WHAT IS NEEDED
Within the data below, state how many lines contain the string "Sold". Provide the number only.

RECORD LIST

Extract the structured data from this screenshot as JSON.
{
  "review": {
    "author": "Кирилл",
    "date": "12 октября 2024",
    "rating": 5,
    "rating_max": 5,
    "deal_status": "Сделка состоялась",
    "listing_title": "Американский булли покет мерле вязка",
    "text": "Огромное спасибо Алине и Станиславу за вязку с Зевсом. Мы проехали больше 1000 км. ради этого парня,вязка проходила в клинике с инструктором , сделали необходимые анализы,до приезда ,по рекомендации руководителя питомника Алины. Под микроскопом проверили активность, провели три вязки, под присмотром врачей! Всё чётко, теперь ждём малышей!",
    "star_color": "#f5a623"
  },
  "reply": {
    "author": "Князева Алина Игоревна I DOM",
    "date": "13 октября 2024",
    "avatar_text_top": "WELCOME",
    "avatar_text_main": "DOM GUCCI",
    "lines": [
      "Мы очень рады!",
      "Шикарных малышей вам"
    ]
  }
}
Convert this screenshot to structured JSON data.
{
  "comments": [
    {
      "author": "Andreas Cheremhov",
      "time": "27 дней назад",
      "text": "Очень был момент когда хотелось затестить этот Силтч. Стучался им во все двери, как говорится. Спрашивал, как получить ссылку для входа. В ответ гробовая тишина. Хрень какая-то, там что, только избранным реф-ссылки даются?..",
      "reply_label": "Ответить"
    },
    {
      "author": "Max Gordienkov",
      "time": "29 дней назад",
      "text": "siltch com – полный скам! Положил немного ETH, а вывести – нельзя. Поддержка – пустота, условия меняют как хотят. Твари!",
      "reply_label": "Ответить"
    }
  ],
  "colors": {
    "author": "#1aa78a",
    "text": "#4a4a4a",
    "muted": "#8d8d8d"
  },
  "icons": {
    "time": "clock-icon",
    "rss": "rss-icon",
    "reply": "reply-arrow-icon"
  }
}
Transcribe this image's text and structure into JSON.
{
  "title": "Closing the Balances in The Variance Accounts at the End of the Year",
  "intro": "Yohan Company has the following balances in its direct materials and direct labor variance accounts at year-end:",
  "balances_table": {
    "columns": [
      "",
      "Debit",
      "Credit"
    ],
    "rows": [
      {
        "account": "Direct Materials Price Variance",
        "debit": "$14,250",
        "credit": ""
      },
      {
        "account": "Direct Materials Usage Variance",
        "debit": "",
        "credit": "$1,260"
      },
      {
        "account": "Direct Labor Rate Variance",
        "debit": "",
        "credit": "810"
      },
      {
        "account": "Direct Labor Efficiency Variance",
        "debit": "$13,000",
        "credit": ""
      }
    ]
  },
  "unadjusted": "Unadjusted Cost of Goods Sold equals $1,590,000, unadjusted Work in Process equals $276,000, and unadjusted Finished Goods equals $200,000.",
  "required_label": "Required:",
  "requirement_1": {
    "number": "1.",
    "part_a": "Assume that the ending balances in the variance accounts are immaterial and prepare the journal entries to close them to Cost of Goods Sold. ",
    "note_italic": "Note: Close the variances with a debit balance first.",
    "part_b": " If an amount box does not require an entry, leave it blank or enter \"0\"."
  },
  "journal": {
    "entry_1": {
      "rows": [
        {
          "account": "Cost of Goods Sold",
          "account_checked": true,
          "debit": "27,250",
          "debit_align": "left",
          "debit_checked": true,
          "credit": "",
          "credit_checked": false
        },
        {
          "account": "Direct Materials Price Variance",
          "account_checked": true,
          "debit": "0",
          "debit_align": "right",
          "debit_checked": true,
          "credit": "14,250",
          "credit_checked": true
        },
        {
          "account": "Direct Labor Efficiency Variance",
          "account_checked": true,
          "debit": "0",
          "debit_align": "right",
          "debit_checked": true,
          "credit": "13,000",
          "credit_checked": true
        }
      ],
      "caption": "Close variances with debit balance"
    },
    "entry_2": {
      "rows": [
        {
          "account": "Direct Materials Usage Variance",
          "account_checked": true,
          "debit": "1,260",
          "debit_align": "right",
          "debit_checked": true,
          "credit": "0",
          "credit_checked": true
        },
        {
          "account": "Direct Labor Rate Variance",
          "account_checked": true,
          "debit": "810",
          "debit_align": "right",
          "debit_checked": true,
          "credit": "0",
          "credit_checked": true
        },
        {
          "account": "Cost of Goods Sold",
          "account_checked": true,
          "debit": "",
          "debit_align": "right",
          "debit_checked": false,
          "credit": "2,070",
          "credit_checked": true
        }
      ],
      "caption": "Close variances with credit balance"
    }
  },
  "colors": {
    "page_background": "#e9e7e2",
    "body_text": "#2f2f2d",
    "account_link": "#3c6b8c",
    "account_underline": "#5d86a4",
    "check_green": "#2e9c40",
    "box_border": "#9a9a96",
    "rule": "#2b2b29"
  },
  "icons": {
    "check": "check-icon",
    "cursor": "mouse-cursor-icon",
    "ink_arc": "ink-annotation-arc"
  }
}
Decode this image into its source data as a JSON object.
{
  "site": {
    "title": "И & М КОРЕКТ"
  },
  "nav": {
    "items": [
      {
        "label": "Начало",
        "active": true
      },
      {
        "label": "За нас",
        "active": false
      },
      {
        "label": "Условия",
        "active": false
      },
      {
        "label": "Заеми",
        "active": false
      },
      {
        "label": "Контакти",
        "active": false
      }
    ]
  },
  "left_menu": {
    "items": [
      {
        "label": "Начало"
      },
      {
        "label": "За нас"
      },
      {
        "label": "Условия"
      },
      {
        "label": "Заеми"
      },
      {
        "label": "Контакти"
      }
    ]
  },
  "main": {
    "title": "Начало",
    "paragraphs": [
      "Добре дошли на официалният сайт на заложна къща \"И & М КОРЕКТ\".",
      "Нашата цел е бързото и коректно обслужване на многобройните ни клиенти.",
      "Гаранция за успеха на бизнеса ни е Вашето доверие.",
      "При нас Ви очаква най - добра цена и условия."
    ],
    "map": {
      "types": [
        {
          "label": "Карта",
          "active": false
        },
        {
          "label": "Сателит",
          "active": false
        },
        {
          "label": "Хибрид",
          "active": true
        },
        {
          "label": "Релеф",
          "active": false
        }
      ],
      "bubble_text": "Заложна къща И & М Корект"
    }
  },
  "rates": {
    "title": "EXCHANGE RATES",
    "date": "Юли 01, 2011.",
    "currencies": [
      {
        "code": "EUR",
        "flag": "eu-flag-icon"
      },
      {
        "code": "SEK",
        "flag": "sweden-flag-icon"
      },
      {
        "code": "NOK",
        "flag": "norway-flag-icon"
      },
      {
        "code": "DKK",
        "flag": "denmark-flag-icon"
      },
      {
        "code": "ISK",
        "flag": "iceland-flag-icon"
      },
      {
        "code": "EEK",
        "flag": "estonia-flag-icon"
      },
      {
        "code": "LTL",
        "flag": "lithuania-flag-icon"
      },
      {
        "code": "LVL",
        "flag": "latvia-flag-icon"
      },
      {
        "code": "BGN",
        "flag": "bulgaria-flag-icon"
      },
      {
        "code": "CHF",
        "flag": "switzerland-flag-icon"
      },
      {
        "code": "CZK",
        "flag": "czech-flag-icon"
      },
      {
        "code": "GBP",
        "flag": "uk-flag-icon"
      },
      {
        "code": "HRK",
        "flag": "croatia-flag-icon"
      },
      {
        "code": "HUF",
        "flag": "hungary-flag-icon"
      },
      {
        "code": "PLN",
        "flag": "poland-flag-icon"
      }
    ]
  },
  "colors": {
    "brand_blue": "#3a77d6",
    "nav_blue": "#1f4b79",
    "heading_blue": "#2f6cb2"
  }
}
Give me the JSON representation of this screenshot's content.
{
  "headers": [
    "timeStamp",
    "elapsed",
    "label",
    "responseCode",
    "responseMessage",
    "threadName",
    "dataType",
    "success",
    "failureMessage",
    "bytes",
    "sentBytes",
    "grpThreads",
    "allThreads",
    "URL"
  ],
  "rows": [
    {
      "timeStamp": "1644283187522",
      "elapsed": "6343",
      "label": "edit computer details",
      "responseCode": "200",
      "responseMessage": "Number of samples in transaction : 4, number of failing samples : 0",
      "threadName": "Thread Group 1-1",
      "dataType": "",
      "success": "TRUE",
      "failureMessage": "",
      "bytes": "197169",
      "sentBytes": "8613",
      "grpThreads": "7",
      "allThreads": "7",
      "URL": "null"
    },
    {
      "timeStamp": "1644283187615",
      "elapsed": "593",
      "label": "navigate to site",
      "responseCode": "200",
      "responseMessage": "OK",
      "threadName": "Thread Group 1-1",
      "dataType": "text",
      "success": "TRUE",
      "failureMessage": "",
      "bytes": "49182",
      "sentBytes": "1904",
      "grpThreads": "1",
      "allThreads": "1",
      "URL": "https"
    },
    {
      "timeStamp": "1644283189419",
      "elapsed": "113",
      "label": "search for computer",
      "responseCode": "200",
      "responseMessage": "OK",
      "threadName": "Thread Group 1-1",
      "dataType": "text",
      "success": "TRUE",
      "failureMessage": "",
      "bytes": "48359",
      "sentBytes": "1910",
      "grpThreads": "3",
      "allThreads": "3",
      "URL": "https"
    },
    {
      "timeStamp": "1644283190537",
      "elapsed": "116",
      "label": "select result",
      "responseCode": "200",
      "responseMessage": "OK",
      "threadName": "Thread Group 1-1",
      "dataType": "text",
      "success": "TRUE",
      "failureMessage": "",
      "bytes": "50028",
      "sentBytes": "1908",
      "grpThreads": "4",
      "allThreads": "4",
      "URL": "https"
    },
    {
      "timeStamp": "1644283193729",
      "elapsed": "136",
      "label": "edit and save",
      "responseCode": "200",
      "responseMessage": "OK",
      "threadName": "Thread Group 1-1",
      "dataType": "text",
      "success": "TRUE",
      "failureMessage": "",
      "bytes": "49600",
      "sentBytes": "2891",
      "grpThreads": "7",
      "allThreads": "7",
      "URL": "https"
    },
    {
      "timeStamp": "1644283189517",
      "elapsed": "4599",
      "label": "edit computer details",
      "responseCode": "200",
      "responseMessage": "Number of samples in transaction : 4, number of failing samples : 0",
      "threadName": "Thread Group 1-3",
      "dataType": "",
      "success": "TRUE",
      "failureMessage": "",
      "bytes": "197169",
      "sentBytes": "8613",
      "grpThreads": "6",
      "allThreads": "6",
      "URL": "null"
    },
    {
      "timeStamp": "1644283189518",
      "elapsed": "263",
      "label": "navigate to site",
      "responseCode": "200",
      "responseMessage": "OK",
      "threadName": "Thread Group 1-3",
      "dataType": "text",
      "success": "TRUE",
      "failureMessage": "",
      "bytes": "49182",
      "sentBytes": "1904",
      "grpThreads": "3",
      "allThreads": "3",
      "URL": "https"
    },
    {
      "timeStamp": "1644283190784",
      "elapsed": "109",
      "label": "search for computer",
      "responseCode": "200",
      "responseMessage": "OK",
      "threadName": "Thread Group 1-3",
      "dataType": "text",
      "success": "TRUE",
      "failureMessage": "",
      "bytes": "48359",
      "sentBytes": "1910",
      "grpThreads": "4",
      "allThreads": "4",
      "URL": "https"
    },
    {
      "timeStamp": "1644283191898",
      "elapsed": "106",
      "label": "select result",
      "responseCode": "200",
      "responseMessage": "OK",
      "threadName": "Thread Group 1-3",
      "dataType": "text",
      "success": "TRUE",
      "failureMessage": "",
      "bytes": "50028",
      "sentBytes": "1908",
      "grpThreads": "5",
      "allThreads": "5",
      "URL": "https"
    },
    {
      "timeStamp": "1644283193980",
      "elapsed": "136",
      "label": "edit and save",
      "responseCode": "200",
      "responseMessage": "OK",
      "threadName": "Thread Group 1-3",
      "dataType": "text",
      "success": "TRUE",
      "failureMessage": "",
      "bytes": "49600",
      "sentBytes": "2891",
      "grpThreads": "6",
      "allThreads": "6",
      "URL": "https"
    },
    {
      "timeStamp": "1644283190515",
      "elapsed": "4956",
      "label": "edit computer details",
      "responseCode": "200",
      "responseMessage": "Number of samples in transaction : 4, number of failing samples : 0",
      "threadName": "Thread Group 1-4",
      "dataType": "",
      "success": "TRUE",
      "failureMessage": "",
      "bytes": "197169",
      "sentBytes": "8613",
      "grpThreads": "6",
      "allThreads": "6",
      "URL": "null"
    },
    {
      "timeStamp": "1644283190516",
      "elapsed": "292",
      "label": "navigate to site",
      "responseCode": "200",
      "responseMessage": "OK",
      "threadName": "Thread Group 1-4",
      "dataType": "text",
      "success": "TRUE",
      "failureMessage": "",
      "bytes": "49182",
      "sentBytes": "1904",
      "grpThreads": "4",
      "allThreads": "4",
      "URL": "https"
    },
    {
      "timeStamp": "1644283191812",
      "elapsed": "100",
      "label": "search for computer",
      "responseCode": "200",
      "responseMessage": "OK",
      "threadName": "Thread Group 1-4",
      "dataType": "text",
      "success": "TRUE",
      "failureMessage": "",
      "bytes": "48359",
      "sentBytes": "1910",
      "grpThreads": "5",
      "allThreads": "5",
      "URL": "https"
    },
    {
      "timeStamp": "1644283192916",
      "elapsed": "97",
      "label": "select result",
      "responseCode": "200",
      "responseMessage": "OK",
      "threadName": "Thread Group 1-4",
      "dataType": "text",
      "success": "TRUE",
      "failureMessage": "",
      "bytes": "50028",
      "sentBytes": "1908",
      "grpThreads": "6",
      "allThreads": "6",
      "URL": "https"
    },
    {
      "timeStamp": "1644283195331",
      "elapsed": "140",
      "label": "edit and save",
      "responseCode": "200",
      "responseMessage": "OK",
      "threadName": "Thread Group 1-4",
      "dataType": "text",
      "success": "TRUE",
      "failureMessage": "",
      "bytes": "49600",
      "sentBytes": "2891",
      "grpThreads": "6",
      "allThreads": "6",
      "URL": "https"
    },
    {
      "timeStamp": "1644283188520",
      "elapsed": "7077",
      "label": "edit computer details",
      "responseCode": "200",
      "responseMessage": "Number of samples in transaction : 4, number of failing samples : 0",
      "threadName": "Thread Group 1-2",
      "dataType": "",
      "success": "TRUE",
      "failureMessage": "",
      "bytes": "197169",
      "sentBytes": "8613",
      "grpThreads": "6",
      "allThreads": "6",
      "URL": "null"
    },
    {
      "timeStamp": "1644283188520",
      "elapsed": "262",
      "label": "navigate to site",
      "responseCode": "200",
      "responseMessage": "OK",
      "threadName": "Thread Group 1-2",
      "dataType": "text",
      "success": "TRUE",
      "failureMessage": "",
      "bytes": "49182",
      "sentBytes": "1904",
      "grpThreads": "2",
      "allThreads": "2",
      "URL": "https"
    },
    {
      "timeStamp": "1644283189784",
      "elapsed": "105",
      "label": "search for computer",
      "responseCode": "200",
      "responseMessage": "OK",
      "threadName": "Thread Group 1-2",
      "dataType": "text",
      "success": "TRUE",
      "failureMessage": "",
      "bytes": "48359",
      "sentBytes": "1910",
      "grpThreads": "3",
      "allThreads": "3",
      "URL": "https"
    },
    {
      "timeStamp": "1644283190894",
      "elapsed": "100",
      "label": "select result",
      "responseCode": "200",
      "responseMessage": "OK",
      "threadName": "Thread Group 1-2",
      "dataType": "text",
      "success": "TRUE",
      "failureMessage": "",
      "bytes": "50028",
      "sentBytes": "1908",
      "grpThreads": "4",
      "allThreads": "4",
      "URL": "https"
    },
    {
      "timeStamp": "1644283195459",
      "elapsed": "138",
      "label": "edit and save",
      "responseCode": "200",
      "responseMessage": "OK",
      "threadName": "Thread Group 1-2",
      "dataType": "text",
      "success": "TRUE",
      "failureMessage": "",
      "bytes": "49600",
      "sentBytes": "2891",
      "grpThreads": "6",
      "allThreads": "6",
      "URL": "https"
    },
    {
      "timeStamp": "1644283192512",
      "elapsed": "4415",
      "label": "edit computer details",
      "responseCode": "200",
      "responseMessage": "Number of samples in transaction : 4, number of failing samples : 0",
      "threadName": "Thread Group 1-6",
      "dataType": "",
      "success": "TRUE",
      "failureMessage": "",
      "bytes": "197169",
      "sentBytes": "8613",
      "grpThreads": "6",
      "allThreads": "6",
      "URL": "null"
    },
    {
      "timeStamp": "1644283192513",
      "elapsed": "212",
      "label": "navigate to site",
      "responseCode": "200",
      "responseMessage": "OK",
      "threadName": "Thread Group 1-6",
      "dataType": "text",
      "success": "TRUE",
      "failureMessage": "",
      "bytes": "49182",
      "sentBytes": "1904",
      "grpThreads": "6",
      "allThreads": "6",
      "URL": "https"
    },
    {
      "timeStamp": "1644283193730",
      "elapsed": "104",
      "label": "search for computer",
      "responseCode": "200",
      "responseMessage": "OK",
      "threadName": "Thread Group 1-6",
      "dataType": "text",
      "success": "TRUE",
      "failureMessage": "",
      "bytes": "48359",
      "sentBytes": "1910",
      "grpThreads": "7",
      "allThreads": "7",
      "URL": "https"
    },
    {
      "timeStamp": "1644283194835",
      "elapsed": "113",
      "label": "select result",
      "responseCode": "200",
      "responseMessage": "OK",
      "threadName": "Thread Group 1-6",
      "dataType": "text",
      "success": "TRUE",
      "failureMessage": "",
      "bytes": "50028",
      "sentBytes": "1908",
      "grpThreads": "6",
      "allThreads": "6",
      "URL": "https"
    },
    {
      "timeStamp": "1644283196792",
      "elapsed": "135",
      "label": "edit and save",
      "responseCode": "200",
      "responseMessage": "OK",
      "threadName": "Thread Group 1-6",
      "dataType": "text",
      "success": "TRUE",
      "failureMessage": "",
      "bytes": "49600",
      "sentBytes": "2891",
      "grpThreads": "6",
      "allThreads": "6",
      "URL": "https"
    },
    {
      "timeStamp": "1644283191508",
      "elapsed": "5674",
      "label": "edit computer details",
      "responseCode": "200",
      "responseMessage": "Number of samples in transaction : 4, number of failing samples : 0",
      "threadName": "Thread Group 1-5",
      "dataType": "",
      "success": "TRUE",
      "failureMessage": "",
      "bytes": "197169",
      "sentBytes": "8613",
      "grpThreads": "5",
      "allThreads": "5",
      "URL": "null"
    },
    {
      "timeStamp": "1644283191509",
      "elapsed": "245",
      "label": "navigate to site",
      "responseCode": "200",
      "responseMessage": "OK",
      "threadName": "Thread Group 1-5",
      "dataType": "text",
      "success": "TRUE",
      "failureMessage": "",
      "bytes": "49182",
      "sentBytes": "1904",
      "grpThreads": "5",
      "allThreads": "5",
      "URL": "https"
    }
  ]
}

RESULT FOR THIS EXERCISE
4